Entries with figure data -
::::::
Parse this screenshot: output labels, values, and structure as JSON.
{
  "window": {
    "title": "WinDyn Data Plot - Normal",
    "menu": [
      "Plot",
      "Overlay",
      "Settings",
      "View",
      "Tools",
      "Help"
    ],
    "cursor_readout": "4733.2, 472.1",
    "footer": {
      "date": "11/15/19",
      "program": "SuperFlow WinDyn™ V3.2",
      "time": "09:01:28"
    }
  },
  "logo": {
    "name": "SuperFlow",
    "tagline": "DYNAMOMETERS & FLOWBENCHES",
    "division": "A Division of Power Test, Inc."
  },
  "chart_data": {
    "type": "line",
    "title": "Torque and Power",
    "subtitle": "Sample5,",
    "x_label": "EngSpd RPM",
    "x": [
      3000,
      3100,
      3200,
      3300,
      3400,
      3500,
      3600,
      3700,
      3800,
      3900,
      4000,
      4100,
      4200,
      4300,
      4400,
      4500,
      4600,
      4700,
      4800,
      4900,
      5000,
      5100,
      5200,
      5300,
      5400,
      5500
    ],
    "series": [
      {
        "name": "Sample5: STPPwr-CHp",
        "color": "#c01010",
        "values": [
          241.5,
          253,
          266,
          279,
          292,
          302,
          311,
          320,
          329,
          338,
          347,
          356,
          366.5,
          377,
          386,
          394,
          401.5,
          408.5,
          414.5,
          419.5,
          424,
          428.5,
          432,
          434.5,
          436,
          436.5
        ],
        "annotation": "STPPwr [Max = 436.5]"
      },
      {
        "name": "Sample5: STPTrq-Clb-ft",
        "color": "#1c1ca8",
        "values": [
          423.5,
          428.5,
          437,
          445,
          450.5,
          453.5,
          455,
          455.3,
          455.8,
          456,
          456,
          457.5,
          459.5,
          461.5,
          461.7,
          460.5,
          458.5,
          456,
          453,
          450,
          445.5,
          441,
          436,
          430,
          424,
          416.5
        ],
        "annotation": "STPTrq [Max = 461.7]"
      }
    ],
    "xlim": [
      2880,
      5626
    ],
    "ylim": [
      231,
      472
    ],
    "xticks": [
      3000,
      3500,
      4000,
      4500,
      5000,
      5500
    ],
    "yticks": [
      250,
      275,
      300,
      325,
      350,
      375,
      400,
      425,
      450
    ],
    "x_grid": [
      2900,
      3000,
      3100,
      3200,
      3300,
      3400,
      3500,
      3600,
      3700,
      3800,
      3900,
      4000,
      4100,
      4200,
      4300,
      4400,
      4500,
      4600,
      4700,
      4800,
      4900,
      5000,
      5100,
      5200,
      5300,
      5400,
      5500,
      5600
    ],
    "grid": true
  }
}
::::::
Pull every line containing "SuperFlow" from the data.

      "program": "SuperFlow WinDyn™ V3.2",
    "name": "SuperFlow",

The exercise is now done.